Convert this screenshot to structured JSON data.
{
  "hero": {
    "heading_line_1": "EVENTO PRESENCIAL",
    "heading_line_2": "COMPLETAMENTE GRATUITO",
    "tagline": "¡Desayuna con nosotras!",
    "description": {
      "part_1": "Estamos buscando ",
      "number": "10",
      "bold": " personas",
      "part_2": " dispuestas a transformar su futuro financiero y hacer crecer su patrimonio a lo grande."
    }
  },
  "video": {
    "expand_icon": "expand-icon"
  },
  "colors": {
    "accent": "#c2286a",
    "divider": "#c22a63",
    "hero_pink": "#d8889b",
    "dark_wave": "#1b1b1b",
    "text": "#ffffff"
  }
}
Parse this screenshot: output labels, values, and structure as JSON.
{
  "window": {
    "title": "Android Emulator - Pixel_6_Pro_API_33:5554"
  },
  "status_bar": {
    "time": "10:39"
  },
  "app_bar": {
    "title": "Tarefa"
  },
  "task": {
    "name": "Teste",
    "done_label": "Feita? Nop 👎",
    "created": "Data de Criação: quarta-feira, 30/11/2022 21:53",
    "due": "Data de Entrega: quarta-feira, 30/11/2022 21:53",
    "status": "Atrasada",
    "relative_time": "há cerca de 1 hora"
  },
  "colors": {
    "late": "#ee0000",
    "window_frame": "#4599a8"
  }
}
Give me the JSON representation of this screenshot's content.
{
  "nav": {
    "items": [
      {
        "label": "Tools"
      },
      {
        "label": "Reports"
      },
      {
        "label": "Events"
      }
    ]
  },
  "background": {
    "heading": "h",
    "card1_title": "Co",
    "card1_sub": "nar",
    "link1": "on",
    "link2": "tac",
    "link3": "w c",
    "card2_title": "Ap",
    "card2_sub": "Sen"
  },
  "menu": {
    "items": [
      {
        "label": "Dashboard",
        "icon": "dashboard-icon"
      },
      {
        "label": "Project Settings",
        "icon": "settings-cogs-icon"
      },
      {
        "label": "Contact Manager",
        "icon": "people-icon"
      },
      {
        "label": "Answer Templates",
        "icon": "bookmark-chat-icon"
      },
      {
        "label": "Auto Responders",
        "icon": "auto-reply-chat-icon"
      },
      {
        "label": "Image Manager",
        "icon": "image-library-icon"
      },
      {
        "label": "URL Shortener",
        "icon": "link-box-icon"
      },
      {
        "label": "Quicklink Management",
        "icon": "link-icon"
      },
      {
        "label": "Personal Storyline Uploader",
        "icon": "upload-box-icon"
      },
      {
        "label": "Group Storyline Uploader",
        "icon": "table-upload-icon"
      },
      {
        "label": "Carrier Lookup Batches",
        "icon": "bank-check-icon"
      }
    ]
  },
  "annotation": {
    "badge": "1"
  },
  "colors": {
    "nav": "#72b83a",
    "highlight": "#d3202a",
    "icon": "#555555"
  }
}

┄┄┄┄┄┄┄┄┄┄

Directive: Search the entries for the word "feira" and pick out every line that holds it.

Result for this task:
    "created": "Data de Criação: quarta-feira, 30/11/2022 21:53",
    "due": "Data de Entrega: quarta-feira, 30/11/2022 21:53",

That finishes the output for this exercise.